From the listing below, pick out each line with the word "JSON".

Data supplied:
■ ■ ■ ■

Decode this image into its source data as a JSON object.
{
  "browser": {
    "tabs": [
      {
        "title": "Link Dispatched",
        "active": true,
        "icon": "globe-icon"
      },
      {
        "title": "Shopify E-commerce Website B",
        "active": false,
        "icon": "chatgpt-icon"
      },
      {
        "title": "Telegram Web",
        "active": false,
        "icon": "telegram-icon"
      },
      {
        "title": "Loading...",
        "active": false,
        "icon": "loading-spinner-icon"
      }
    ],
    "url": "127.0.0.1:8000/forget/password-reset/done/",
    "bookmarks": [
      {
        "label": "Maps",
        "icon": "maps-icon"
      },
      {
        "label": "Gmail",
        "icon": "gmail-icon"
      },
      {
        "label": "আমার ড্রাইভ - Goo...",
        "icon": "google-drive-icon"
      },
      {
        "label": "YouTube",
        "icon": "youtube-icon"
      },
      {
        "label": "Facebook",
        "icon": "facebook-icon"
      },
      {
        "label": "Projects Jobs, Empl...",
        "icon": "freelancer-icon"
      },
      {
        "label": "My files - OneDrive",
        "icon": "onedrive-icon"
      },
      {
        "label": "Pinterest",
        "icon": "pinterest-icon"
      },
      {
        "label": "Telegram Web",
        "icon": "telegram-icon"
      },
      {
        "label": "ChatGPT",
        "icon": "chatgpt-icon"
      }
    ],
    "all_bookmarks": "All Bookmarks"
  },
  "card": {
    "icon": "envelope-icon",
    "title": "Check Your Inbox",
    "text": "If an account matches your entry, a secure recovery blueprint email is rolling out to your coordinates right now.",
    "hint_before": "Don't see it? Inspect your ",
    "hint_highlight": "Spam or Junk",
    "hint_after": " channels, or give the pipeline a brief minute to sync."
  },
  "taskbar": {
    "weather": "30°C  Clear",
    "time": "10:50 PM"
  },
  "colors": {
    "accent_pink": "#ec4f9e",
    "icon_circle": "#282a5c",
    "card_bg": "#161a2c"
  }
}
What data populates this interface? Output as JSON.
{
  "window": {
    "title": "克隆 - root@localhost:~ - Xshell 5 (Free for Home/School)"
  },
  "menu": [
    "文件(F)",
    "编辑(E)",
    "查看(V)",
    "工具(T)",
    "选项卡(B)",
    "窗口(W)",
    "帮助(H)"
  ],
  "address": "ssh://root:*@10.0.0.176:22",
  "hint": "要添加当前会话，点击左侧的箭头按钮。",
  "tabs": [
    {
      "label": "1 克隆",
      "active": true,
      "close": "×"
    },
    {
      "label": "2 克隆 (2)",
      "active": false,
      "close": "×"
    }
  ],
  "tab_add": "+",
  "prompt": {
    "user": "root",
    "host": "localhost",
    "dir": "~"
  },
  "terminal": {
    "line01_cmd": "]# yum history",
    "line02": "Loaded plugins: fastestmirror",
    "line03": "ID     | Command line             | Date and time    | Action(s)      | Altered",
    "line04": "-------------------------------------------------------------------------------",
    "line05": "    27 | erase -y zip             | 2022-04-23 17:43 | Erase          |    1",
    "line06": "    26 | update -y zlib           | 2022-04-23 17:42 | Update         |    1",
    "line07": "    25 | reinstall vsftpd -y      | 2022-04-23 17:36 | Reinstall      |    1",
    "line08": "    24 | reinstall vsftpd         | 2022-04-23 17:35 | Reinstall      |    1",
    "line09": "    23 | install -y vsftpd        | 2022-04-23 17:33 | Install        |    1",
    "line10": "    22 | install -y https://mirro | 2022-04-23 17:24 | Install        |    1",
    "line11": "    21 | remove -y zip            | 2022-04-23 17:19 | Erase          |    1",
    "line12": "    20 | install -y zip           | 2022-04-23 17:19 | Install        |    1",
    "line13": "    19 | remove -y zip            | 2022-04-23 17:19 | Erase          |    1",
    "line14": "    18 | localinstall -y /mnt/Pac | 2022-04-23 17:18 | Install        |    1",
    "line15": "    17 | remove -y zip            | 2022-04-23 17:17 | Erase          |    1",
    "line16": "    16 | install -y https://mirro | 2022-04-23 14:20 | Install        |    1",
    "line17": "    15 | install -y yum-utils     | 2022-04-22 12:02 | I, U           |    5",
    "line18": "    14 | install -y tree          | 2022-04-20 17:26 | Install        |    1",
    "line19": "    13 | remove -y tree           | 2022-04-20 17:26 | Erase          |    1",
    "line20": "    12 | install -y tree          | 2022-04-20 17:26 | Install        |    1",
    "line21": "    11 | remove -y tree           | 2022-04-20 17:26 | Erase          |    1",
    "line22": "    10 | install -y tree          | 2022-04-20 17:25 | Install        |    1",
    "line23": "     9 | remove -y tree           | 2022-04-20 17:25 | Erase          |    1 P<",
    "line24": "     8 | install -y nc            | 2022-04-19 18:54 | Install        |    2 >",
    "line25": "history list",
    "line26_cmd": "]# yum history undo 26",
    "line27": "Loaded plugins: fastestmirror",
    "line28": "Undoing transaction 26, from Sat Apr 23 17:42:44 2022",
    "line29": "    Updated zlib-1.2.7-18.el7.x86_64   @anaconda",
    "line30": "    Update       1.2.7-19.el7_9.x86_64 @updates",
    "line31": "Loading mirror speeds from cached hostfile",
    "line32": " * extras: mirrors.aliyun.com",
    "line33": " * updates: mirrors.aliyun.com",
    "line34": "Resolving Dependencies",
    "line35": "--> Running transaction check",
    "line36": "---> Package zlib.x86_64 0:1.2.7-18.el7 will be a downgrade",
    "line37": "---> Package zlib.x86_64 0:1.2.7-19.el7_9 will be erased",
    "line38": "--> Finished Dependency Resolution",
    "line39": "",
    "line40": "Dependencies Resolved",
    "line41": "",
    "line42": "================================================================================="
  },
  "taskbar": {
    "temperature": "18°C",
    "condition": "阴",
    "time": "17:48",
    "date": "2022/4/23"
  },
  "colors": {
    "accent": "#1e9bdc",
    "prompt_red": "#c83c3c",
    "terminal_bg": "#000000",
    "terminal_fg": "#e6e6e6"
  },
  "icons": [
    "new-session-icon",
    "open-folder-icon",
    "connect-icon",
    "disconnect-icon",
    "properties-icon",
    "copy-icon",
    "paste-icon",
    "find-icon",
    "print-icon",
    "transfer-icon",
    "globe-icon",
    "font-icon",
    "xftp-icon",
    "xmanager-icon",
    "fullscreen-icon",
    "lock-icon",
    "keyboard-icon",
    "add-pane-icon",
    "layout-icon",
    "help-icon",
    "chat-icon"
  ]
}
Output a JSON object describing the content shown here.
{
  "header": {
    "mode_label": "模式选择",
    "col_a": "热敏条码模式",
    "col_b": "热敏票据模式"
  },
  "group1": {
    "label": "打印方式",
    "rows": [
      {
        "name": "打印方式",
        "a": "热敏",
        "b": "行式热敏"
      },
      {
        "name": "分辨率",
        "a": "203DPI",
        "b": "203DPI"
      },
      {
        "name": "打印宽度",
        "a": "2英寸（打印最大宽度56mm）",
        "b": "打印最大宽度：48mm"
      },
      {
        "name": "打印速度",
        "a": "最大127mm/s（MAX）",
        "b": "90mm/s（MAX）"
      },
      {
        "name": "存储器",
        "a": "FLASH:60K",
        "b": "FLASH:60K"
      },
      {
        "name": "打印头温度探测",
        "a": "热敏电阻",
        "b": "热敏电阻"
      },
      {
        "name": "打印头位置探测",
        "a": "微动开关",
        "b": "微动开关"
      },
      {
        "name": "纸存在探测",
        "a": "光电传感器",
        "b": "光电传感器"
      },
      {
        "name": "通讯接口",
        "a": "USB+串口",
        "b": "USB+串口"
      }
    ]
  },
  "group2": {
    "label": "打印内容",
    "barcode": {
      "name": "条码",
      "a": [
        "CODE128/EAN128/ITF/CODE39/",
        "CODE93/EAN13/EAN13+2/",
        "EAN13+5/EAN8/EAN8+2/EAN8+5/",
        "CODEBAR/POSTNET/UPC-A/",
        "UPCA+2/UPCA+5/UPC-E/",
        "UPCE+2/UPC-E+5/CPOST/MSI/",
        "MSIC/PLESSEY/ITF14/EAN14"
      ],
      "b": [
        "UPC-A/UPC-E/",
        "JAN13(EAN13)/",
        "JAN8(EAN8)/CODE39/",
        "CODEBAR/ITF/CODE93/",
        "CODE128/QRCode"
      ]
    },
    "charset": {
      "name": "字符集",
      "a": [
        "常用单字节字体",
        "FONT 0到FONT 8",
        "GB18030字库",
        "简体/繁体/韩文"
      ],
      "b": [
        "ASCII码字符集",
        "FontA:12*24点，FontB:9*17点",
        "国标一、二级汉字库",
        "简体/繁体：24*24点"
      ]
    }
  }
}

■ ■ ■ ■

Problem solution:
Decode this image into its source data as a JSON object.
What data populates this interface? Output as JSON.
Output a JSON object describing the content shown here.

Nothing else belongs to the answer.